### STATED GOAL
Count the lines of the listing that contain the string "Drag", matching case exactly, and reply with the number only.

....................

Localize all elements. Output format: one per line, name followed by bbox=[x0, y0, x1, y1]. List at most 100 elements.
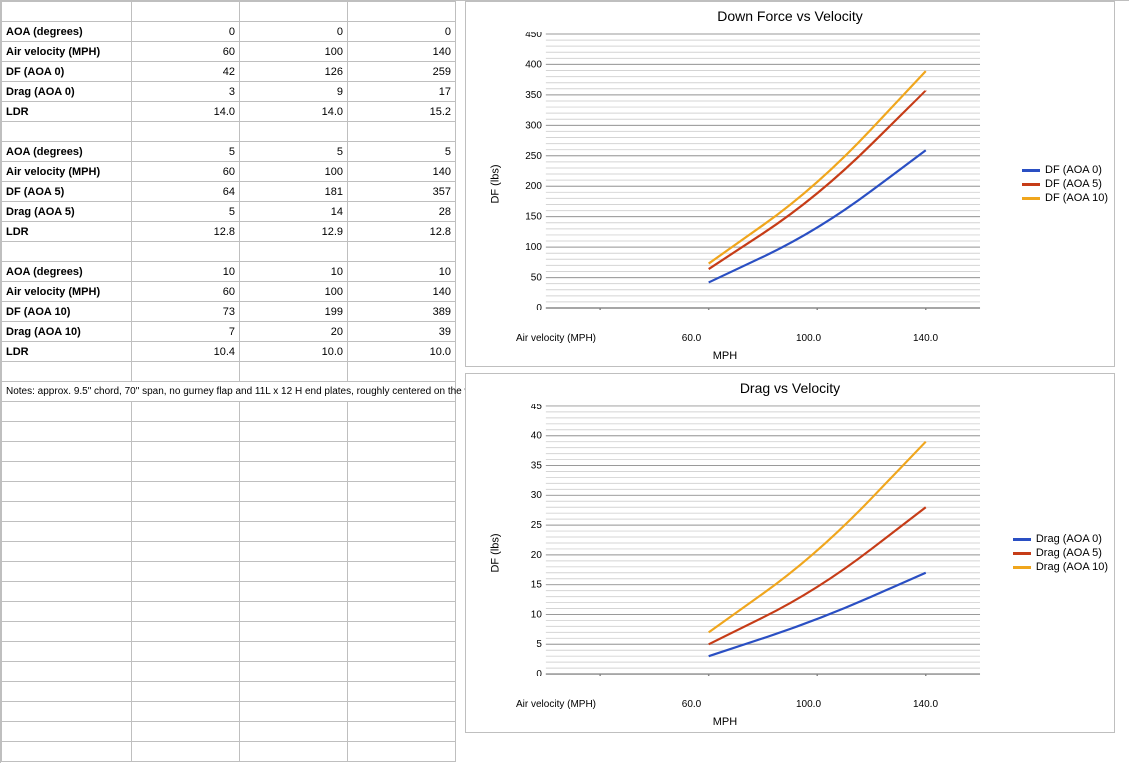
cell[interactable] bbox=[132, 682, 240, 702]
cell[interactable] bbox=[132, 582, 240, 602]
cell[interactable]: 9 bbox=[240, 82, 348, 102]
cell[interactable]: 60 bbox=[132, 282, 240, 302]
cell[interactable]: 126 bbox=[240, 62, 348, 82]
cell[interactable] bbox=[2, 2, 132, 22]
cell[interactable]: 17 bbox=[348, 82, 456, 102]
cell[interactable] bbox=[132, 402, 240, 422]
cell[interactable] bbox=[348, 442, 456, 462]
cell[interactable]: 14.0 bbox=[240, 102, 348, 122]
cell[interactable] bbox=[240, 482, 348, 502]
cell[interactable]: 389 bbox=[348, 302, 456, 322]
cell[interactable] bbox=[240, 462, 348, 482]
cell[interactable]: Drag (AOA 5) bbox=[2, 202, 132, 222]
cell[interactable]: 100 bbox=[240, 162, 348, 182]
cell[interactable] bbox=[2, 502, 132, 522]
cell[interactable] bbox=[132, 562, 240, 582]
cell[interactable] bbox=[132, 722, 240, 742]
cell[interactable] bbox=[240, 362, 348, 382]
cell[interactable]: 10.0 bbox=[240, 342, 348, 362]
cell[interactable]: DF (AOA 5) bbox=[2, 182, 132, 202]
cell[interactable] bbox=[348, 562, 456, 582]
cell[interactable] bbox=[2, 122, 132, 142]
cell[interactable] bbox=[132, 482, 240, 502]
cell[interactable] bbox=[240, 442, 348, 462]
cell[interactable] bbox=[240, 642, 348, 662]
cell[interactable]: 140 bbox=[348, 282, 456, 302]
cell[interactable] bbox=[240, 2, 348, 22]
cell[interactable]: AOA (degrees) bbox=[2, 22, 132, 42]
cell[interactable]: AOA (degrees) bbox=[2, 142, 132, 162]
cell[interactable] bbox=[132, 662, 240, 682]
cell[interactable] bbox=[2, 542, 132, 562]
cell[interactable] bbox=[132, 122, 240, 142]
cell[interactable] bbox=[2, 582, 132, 602]
cell[interactable] bbox=[2, 662, 132, 682]
cell[interactable] bbox=[348, 742, 456, 762]
cell[interactable] bbox=[2, 362, 132, 382]
cell[interactable] bbox=[240, 562, 348, 582]
cell[interactable] bbox=[2, 622, 132, 642]
cell[interactable]: 42 bbox=[132, 62, 240, 82]
cell[interactable]: 60 bbox=[132, 162, 240, 182]
cell[interactable] bbox=[348, 502, 456, 522]
cell[interactable]: LDR bbox=[2, 102, 132, 122]
cell[interactable]: 5 bbox=[240, 142, 348, 162]
cell[interactable]: 73 bbox=[132, 302, 240, 322]
cell[interactable] bbox=[2, 422, 132, 442]
cell[interactable] bbox=[2, 522, 132, 542]
cell[interactable] bbox=[348, 242, 456, 262]
cell[interactable]: 64 bbox=[132, 182, 240, 202]
cell[interactable] bbox=[348, 722, 456, 742]
cell[interactable] bbox=[2, 682, 132, 702]
cell[interactable] bbox=[2, 602, 132, 622]
cell[interactable] bbox=[348, 582, 456, 602]
cell[interactable]: 140 bbox=[348, 162, 456, 182]
cell[interactable] bbox=[348, 622, 456, 642]
cell[interactable]: Drag (AOA 10) bbox=[2, 322, 132, 342]
cell[interactable]: 39 bbox=[348, 322, 456, 342]
cell[interactable]: 20 bbox=[240, 322, 348, 342]
cell[interactable]: 357 bbox=[348, 182, 456, 202]
cell[interactable] bbox=[132, 642, 240, 662]
cell[interactable] bbox=[132, 742, 240, 762]
notes-cell[interactable]: Notes: approx. 9.5" chord, 70" span, no … bbox=[2, 382, 456, 402]
cell[interactable] bbox=[240, 682, 348, 702]
cell[interactable] bbox=[240, 422, 348, 442]
cell[interactable] bbox=[2, 442, 132, 462]
cell[interactable]: DF (AOA 10) bbox=[2, 302, 132, 322]
cell[interactable] bbox=[132, 242, 240, 262]
cell[interactable]: 12.9 bbox=[240, 222, 348, 242]
data-grid[interactable]: AOA (degrees)000Air velocity (MPH)601001… bbox=[1, 1, 456, 762]
cell[interactable] bbox=[348, 462, 456, 482]
cell[interactable]: 100 bbox=[240, 42, 348, 62]
cell[interactable] bbox=[240, 602, 348, 622]
cell[interactable] bbox=[132, 462, 240, 482]
cell[interactable]: LDR bbox=[2, 222, 132, 242]
cell[interactable]: Air velocity (MPH) bbox=[2, 162, 132, 182]
cell[interactable]: 14.0 bbox=[132, 102, 240, 122]
cell[interactable] bbox=[132, 2, 240, 22]
cell[interactable] bbox=[132, 362, 240, 382]
cell[interactable] bbox=[2, 742, 132, 762]
cell[interactable] bbox=[2, 242, 132, 262]
cell[interactable]: 3 bbox=[132, 82, 240, 102]
cell[interactable] bbox=[240, 702, 348, 722]
cell[interactable]: 181 bbox=[240, 182, 348, 202]
cell[interactable] bbox=[2, 482, 132, 502]
cell[interactable]: 0 bbox=[348, 22, 456, 42]
cell[interactable]: 12.8 bbox=[132, 222, 240, 242]
cell[interactable]: 0 bbox=[240, 22, 348, 42]
cell[interactable] bbox=[132, 622, 240, 642]
cell[interactable] bbox=[348, 682, 456, 702]
cell[interactable]: 10.0 bbox=[348, 342, 456, 362]
cell[interactable] bbox=[348, 642, 456, 662]
cell[interactable]: AOA (degrees) bbox=[2, 262, 132, 282]
cell[interactable] bbox=[132, 522, 240, 542]
cell[interactable]: Drag (AOA 0) bbox=[2, 82, 132, 102]
cell[interactable]: 100 bbox=[240, 282, 348, 302]
cell[interactable]: 12.8 bbox=[348, 222, 456, 242]
cell[interactable]: 259 bbox=[348, 62, 456, 82]
cell[interactable]: 199 bbox=[240, 302, 348, 322]
cell[interactable]: 15.2 bbox=[348, 102, 456, 122]
cell[interactable] bbox=[2, 402, 132, 422]
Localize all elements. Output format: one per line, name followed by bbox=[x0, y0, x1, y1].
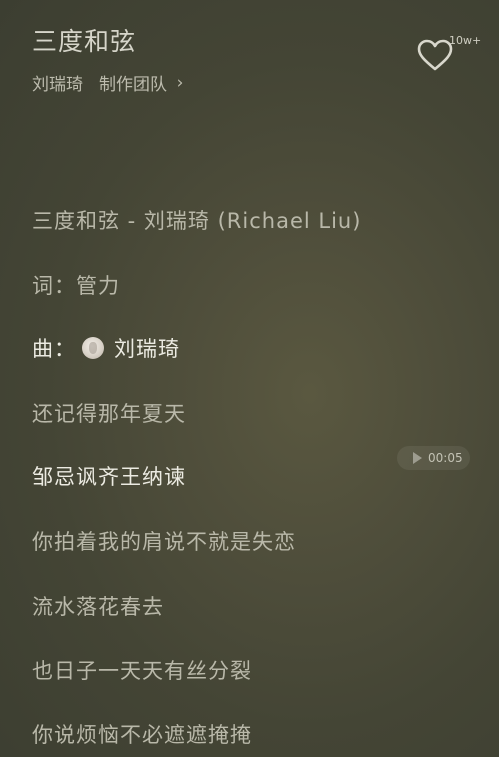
seek-to-line-button[interactable]: 00:05 bbox=[397, 446, 470, 470]
lyricist-label: 词： bbox=[32, 274, 76, 298]
lyric-line[interactable]: 你说烦恼不必遮遮掩掩 bbox=[32, 719, 252, 749]
composer-line[interactable]: 曲： 刘瑞琦 bbox=[32, 333, 180, 363]
lyric-line-current[interactable]: 邹忌讽齐王纳谏 bbox=[32, 461, 186, 491]
composer-label: 曲： bbox=[32, 337, 76, 361]
lyricist-name: 管力 bbox=[76, 274, 120, 298]
like-count: 10w+ bbox=[449, 34, 482, 47]
lyrics-heading[interactable]: 三度和弦 - 刘瑞琦 (Richael Liu) bbox=[32, 205, 361, 235]
like-button[interactable]: 10w+ bbox=[416, 34, 486, 78]
chevron-right-icon: › bbox=[176, 72, 184, 93]
production-team-label: 制作团队 bbox=[99, 75, 167, 95]
seek-time: 00:05 bbox=[428, 451, 463, 465]
lyric-line[interactable]: 也日子一天天有丝分裂 bbox=[32, 655, 252, 685]
production-team-link[interactable]: 制作团队 › bbox=[99, 70, 187, 96]
song-title: 三度和弦 bbox=[32, 27, 137, 56]
lyricist-line[interactable]: 词： 管力 bbox=[32, 270, 120, 300]
lyric-line[interactable]: 流水落花春去 bbox=[32, 591, 164, 621]
composer-avatar[interactable] bbox=[82, 337, 104, 359]
artist-link[interactable]: 刘瑞琦 bbox=[32, 70, 83, 95]
song-meta: 刘瑞琦 制作团队 › bbox=[32, 70, 187, 96]
lyric-line[interactable]: 你拍着我的肩说不就是失恋 bbox=[32, 526, 296, 556]
lyric-line[interactable]: 还记得那年夏天 bbox=[32, 398, 186, 428]
composer-name[interactable]: 刘瑞琦 bbox=[114, 333, 180, 363]
play-icon bbox=[413, 452, 422, 464]
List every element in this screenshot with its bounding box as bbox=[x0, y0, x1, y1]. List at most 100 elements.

....................

### COMPLETED EXERCISE
3